Do this: For each line of the data below that holds "fonación", copy the line.

________________________________________

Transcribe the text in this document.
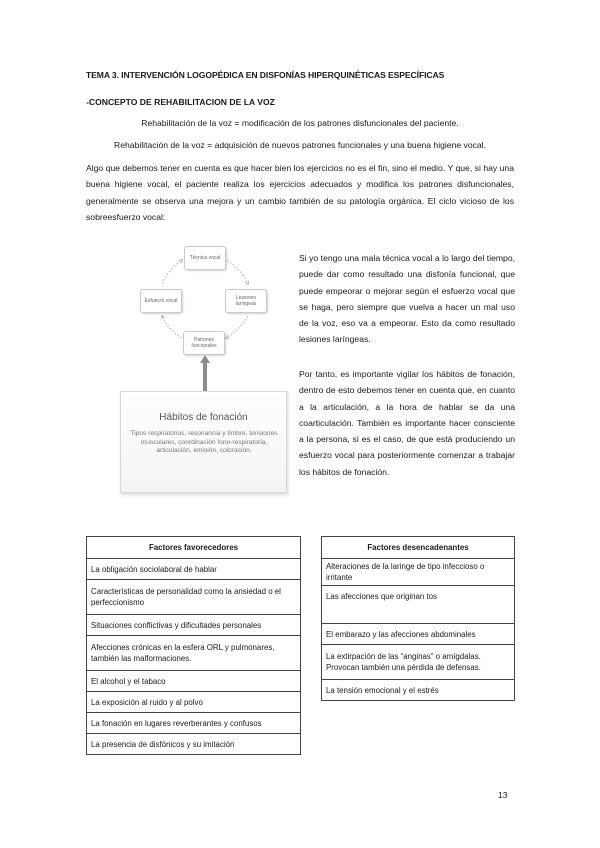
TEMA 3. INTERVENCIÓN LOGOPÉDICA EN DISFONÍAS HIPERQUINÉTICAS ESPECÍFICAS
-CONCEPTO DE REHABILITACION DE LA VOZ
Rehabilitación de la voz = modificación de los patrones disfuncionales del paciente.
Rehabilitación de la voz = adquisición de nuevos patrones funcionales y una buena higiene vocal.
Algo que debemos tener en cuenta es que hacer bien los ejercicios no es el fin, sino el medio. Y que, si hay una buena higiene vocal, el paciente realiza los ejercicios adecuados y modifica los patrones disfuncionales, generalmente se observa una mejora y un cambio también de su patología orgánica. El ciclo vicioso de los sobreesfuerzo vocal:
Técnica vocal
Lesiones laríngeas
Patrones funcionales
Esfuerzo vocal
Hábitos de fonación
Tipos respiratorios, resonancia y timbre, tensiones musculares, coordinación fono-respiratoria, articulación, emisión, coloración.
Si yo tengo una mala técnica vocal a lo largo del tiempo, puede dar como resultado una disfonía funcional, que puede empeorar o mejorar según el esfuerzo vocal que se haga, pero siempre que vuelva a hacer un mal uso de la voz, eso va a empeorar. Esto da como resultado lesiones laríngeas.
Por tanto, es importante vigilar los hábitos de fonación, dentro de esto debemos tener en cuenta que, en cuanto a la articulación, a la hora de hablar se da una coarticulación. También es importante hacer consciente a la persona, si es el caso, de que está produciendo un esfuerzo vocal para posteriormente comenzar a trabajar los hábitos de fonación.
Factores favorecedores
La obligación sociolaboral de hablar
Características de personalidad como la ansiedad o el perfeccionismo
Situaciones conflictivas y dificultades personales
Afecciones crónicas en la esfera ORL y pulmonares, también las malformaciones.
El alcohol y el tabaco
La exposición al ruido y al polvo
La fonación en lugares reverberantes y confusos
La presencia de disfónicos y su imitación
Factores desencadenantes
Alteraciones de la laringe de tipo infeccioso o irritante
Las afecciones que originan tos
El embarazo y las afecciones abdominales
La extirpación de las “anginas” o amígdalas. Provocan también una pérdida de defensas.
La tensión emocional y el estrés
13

________________________________________

Complete answer:
Hábitos de fonación
Por tanto, es importante vigilar los hábitos de fonación, dentro de esto debemos tener en cuenta que, en cuanto a la articulación, a la hora de hablar se da una coarticulación. También es importante hacer consciente a la persona, si es el caso, de que está produciendo un esfuerzo vocal para posteriormente comenzar a trabajar los hábitos de fonación.
La fonación en lugares reverberantes y confusos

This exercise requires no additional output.